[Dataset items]

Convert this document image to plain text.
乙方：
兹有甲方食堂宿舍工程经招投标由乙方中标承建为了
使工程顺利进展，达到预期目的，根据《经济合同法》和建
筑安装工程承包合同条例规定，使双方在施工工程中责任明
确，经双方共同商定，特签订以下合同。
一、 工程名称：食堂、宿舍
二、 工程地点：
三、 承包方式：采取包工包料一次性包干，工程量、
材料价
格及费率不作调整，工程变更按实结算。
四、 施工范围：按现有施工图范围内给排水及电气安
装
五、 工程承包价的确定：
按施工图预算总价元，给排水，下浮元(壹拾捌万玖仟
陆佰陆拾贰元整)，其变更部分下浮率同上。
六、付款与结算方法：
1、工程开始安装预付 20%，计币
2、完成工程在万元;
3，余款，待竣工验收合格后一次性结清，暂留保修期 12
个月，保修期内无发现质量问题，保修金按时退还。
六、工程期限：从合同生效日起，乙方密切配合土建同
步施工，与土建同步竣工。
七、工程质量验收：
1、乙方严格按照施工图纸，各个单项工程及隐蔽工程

## GIVEN INSTRUCTION
Repeat each record exactly. Omit nothing.

## FINISHED TASK
Convert this document image to plain text.
乙方：
兹有甲方食堂宿舍工程经招投标由乙方中标承建为了
使工程顺利进展，达到预期目的，根据《经济合同法》和建
筑安装工程承包合同条例规定，使双方在施工工程中责任明
确，经双方共同商定，特签订以下合同。
一、 工程名称：食堂、宿舍
二、 工程地点：
三、 承包方式：采取包工包料一次性包干，工程量、
材料价
格及费率不作调整，工程变更按实结算。
四、 施工范围：按现有施工图范围内给排水及电气安
装
五、 工程承包价的确定：
按施工图预算总价元，给排水，下浮元(壹拾捌万玖仟
陆佰陆拾贰元整)，其变更部分下浮率同上。
六、付款与结算方法：
1、工程开始安装预付 20%，计币
2、完成工程在万元;
3，余款，待竣工验收合格后一次性结清，暂留保修期 12
个月，保修期内无发现质量问题，保修金按时退还。
六、工程期限：从合同生效日起，乙方密切配合土建同
步施工，与土建同步竣工。
七、工程质量验收：
1、乙方严格按照施工图纸，各个单项工程及隐蔽工程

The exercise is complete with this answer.